Exercise instructions:
Rewrite the rows as a JSON list of strings, one string per line and no blank lines. Take only the lines from the start of the rows up to and including the line with "- data-point: [1903, 164, 1935, 196]".
<<<<
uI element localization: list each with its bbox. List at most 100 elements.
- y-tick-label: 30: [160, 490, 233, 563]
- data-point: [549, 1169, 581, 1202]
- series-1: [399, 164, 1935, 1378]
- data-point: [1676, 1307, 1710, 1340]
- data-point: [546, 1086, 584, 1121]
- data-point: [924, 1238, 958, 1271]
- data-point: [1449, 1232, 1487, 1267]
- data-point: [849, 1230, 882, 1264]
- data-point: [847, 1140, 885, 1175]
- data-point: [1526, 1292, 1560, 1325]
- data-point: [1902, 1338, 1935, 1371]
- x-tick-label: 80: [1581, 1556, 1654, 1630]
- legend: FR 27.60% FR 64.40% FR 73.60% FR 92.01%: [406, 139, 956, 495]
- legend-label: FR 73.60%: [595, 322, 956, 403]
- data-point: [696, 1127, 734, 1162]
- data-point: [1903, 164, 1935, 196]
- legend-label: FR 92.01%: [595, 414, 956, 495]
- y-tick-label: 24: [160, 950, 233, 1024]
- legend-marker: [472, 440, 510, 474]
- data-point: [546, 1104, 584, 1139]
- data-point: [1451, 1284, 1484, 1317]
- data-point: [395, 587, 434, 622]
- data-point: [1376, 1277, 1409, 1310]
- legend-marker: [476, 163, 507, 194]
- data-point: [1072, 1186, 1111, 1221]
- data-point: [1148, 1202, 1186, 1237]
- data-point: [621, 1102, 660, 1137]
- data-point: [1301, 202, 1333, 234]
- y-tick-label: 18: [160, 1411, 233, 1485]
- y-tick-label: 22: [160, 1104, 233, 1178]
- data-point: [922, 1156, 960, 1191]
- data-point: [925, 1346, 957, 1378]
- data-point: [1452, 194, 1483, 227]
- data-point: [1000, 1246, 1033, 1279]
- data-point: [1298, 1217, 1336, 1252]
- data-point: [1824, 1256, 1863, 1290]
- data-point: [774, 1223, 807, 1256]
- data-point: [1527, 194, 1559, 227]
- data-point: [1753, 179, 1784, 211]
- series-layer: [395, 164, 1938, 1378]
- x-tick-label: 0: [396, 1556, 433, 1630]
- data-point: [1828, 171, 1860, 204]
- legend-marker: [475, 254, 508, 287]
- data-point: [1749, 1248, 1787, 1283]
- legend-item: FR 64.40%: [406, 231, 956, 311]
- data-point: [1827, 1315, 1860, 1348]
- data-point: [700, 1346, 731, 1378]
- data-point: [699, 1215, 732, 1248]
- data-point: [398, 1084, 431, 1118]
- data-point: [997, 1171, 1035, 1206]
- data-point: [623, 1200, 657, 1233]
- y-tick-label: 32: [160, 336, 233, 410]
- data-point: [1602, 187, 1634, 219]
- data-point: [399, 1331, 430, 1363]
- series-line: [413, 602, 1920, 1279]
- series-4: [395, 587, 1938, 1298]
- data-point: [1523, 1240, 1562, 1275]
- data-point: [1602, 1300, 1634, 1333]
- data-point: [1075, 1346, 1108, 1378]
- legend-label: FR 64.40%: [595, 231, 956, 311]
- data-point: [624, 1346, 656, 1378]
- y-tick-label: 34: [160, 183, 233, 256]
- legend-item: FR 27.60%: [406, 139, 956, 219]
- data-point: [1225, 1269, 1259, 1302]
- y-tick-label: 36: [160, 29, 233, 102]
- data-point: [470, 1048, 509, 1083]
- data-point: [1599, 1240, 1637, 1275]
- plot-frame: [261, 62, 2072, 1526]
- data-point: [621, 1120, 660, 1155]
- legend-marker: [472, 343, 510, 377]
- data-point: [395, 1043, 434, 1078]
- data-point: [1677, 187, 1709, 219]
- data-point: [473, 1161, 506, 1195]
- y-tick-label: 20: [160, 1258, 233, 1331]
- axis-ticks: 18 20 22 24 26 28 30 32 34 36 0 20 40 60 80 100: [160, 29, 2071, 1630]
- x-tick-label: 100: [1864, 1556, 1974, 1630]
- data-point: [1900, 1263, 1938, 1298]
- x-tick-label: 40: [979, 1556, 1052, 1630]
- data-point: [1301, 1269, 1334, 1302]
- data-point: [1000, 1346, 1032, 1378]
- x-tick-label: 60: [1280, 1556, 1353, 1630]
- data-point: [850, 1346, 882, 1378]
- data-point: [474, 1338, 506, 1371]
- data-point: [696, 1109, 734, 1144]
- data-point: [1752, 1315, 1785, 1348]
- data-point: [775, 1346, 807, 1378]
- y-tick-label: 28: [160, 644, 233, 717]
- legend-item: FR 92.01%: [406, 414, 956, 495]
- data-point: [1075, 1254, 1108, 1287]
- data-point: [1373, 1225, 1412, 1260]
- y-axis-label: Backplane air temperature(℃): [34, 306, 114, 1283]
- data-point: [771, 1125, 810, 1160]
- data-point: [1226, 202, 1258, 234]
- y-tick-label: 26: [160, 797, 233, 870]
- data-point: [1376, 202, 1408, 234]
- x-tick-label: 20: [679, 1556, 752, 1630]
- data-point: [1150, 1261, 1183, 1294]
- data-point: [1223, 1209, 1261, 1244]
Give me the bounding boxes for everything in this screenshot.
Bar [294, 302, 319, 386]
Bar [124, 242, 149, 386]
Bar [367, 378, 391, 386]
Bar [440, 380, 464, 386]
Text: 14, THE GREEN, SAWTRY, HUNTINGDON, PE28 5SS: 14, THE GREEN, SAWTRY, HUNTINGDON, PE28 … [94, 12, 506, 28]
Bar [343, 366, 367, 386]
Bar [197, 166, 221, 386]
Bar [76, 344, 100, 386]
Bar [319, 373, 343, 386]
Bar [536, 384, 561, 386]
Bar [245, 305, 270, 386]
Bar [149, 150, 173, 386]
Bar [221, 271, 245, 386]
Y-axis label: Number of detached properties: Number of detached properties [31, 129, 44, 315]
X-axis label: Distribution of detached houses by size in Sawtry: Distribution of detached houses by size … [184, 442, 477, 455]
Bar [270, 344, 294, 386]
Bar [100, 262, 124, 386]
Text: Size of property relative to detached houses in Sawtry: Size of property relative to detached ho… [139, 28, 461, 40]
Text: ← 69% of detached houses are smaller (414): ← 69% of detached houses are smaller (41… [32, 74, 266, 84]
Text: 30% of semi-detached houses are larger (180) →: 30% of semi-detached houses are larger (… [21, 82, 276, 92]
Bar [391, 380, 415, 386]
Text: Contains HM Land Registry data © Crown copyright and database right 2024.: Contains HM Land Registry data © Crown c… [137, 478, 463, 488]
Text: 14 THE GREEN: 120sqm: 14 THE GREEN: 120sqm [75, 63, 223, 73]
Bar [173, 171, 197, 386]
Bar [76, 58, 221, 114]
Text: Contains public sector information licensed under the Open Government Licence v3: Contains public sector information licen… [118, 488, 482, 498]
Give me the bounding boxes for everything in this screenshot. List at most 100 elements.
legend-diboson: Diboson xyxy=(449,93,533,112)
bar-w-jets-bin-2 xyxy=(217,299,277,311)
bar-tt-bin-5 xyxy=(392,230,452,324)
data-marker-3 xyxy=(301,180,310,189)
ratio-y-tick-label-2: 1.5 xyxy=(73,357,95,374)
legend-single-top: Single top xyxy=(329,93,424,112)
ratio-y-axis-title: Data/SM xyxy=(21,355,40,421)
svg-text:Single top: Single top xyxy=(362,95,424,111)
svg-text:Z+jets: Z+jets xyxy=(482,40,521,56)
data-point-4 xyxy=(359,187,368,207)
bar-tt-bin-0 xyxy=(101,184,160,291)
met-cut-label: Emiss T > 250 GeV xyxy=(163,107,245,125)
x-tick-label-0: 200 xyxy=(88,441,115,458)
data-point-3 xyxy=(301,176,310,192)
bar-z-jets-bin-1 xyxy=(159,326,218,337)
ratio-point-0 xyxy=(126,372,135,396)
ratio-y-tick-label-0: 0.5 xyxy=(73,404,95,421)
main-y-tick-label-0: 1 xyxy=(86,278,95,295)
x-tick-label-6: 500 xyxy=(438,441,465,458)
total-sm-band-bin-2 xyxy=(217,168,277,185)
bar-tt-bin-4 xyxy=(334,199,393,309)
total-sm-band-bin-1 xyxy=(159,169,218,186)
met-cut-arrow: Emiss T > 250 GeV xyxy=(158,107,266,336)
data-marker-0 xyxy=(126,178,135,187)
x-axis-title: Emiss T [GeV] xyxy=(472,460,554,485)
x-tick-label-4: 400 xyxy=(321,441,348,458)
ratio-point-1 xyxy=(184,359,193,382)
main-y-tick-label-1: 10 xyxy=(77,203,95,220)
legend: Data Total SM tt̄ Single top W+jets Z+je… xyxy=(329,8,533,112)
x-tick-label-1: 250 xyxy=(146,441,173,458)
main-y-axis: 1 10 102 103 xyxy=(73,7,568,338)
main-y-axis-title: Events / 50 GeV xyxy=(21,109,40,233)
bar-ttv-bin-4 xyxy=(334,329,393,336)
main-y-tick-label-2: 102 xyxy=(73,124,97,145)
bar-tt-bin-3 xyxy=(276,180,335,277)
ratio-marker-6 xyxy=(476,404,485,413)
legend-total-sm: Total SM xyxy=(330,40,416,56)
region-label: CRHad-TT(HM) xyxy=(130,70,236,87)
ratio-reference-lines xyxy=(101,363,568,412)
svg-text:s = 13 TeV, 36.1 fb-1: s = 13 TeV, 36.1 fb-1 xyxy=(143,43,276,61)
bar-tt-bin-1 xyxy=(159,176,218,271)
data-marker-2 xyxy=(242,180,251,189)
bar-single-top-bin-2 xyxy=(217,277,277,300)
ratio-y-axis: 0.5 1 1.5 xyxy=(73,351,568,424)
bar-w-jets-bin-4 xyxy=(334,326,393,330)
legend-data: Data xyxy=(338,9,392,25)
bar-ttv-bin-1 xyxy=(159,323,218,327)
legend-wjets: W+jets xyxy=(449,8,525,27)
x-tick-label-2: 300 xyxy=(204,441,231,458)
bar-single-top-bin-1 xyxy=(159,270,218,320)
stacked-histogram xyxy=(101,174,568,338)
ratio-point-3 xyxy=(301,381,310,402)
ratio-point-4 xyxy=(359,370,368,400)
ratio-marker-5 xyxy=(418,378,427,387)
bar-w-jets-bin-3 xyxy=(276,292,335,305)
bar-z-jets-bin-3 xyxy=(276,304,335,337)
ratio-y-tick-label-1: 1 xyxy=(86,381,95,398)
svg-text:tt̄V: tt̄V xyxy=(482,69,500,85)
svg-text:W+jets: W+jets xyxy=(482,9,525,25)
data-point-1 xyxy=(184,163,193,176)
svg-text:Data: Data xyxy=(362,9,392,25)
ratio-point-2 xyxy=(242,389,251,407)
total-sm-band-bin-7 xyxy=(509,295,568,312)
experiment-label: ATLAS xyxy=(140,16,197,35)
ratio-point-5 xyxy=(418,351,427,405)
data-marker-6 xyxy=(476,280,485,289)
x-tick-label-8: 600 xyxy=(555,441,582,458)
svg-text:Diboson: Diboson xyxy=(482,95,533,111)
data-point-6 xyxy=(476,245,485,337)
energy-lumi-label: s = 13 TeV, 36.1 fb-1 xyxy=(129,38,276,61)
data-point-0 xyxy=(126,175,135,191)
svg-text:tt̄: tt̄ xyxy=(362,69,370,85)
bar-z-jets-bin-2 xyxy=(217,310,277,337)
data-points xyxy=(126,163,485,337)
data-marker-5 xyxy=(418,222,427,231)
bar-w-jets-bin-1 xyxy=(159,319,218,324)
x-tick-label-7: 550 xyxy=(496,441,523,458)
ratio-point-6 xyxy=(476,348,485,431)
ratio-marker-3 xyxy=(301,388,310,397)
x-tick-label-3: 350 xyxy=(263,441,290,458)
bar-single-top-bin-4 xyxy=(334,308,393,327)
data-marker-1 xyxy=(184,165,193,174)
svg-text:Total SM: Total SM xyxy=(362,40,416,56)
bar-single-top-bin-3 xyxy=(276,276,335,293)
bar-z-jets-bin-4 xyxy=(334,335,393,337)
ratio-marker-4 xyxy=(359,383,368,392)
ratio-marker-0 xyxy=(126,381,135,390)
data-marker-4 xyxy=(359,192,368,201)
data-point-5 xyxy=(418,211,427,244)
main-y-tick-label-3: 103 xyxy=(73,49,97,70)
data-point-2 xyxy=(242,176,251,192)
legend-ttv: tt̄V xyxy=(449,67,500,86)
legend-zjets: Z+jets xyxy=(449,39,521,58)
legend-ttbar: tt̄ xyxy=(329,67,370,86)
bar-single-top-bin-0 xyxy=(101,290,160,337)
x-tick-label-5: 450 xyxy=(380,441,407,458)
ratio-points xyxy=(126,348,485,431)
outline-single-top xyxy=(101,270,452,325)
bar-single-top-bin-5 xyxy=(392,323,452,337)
>>>>
Output for this task:
[
  "uI element localization: list each with its bbox. List at most 100 elements.",
  "- y-tick-label: 30: [160, 490, 233, 563]",
  "- data-point: [549, 1169, 581, 1202]",
  "- series-1: [399, 164, 1935, 1378]",
  "- data-point: [1676, 1307, 1710, 1340]",
  "- data-point: [546, 1086, 584, 1121]",
  "- data-point: [924, 1238, 958, 1271]",
  "- data-point: [1449, 1232, 1487, 1267]",
  "- data-point: [849, 1230, 882, 1264]",
  "- data-point: [847, 1140, 885, 1175]",
  "- data-point: [1526, 1292, 1560, 1325]",
  "- data-point: [1902, 1338, 1935, 1371]",
  "- x-tick-label: 80: [1581, 1556, 1654, 1630]",
  "- legend: FR 27.60% FR 64.40% FR 73.60% FR 92.01%: [406, 139, 956, 495]",
  "- legend-label: FR 73.60%: [595, 322, 956, 403]",
  "- data-point: [696, 1127, 734, 1162]",
  "- data-point: [1903, 164, 1935, 196]"
]